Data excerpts
· · ·

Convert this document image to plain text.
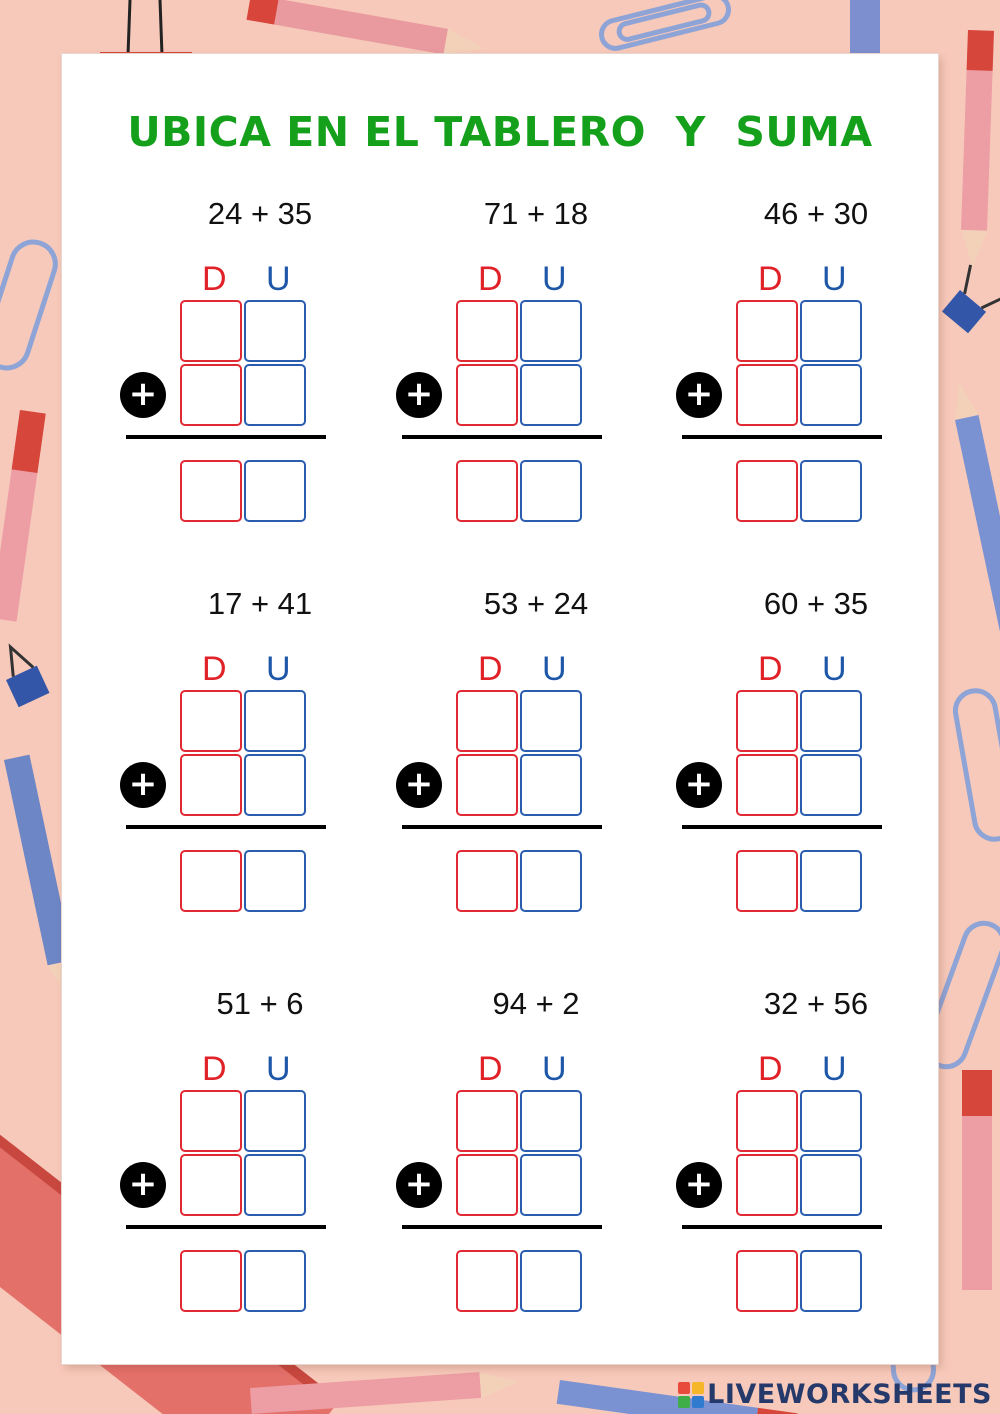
UBICA EN EL TABLERO  Y  SUMA
24 + 35
D U
+
71 + 18
D U
+
46 + 30
D U
+
17 + 41
D U
+
53 + 24
D U
+
60 + 35
D U
+
51 + 6
D U
+
94 + 2
D U
+
32 + 56
D U
+
LIVEWORKSHEETS
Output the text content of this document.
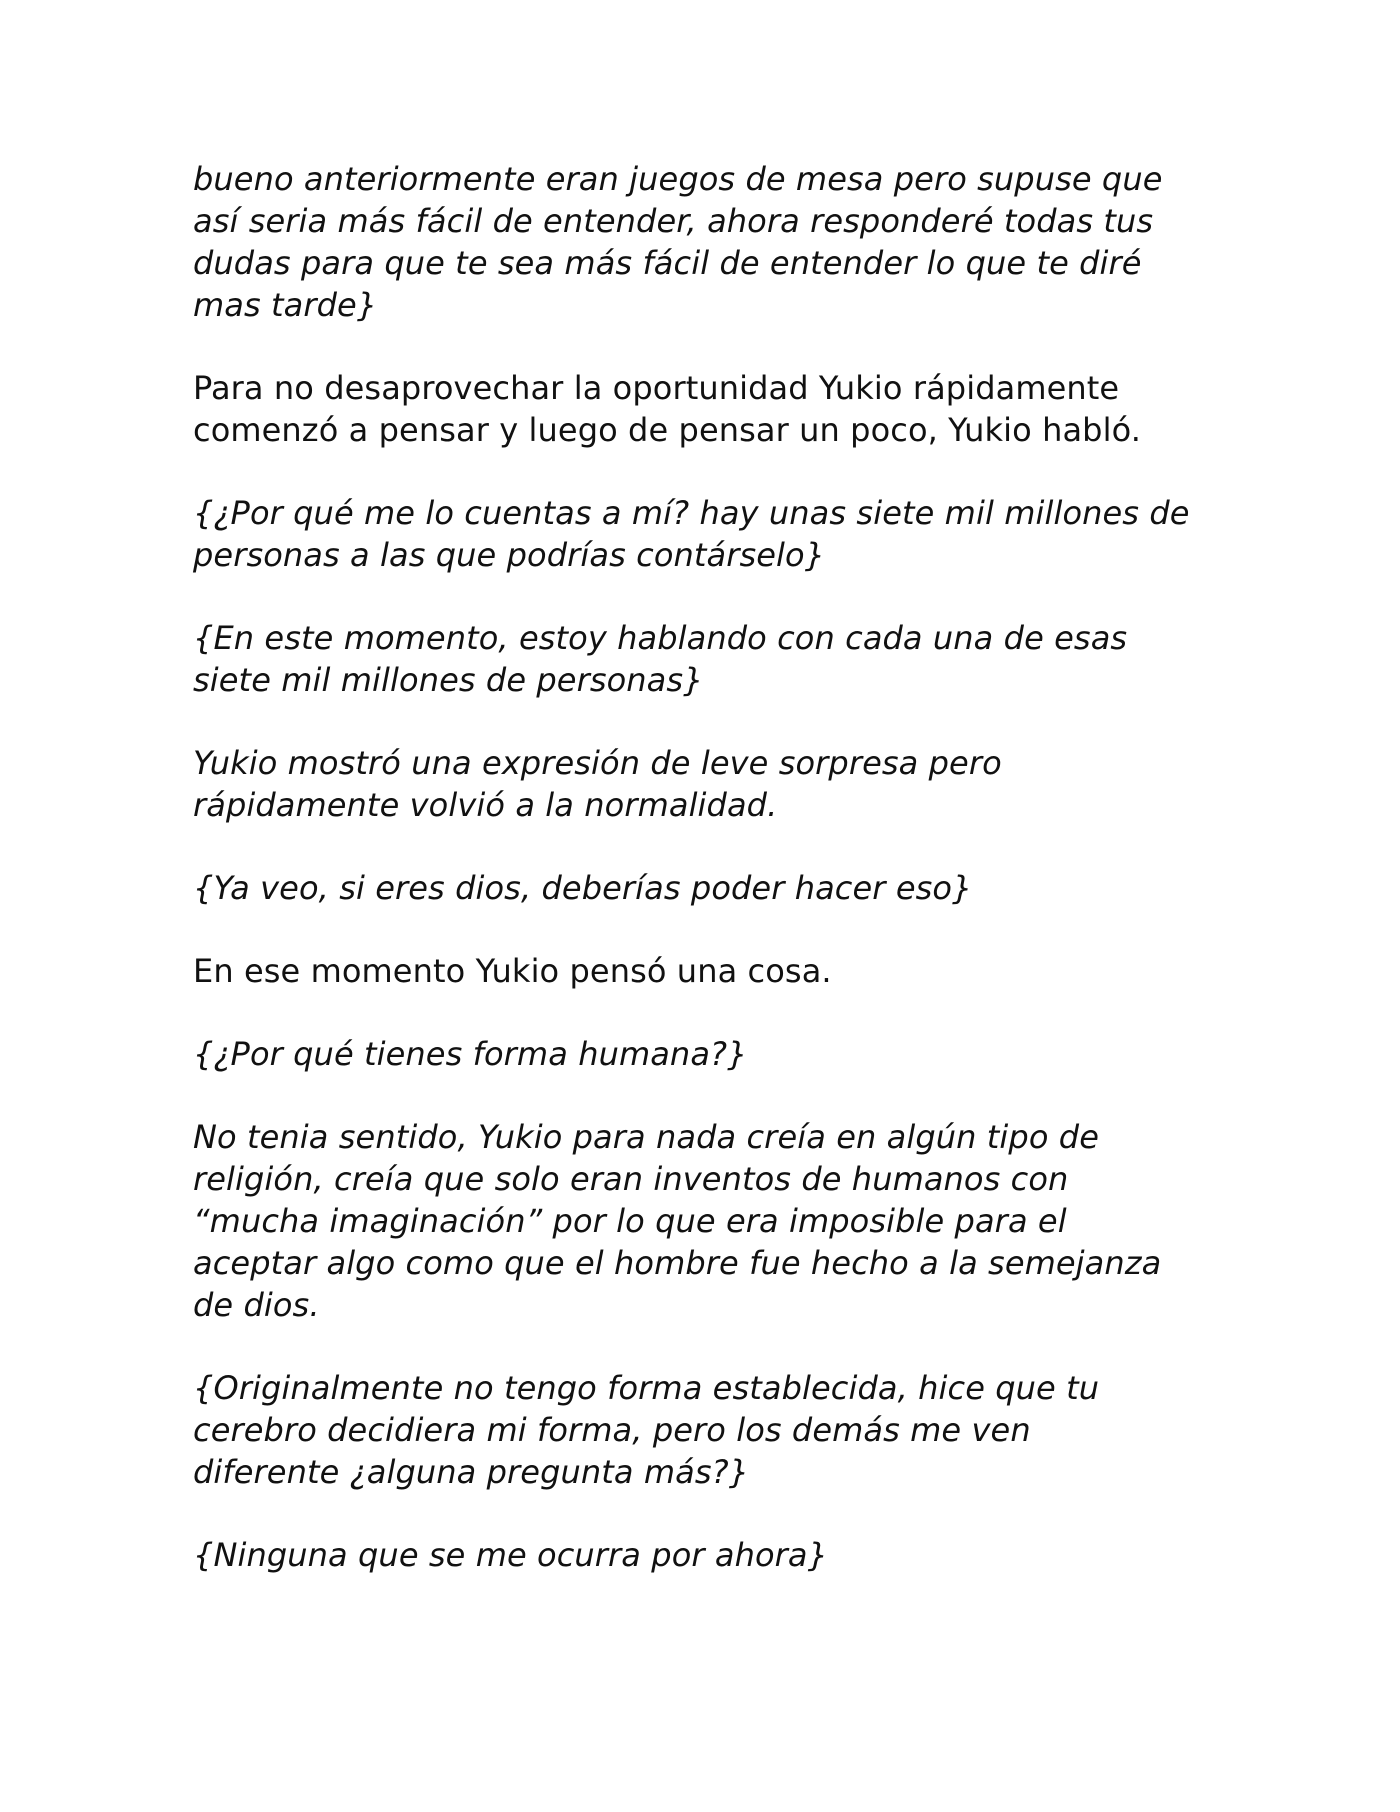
bueno anteriormente eran juegos de mesa pero supuse que
así seria más fácil de entender, ahora responderé todas tus
dudas para que te sea más fácil de entender lo que te diré
mas tarde}

Para no desaprovechar la oportunidad Yukio rápidamente
comenzó a pensar y luego de pensar un poco, Yukio habló.

{¿Por qué me lo cuentas a mí? hay unas siete mil millones de
personas a las que podrías contárselo}

{En este momento, estoy hablando con cada una de esas
siete mil millones de personas}

Yukio mostró una expresión de leve sorpresa pero
rápidamente volvió a la normalidad.

{Ya veo, si eres dios, deberías poder hacer eso}

En ese momento Yukio pensó una cosa.

{¿Por qué tienes forma humana?}

No tenia sentido, Yukio para nada creía en algún tipo de
religión, creía que solo eran inventos de humanos con
“mucha imaginación” por lo que era imposible para el
aceptar algo como que el hombre fue hecho a la semejanza
de dios.

{Originalmente no tengo forma establecida, hice que tu
cerebro decidiera mi forma, pero los demás me ven
diferente ¿alguna pregunta más?}

{Ninguna que se me ocurra por ahora}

· · ·

*Problem requirements*
Your task is to gather all lines from the entries above that hold the word "entender".

*Right answer*
así seria más fácil de entender, ahora responderé todas tus
dudas para que te sea más fácil de entender lo que te diré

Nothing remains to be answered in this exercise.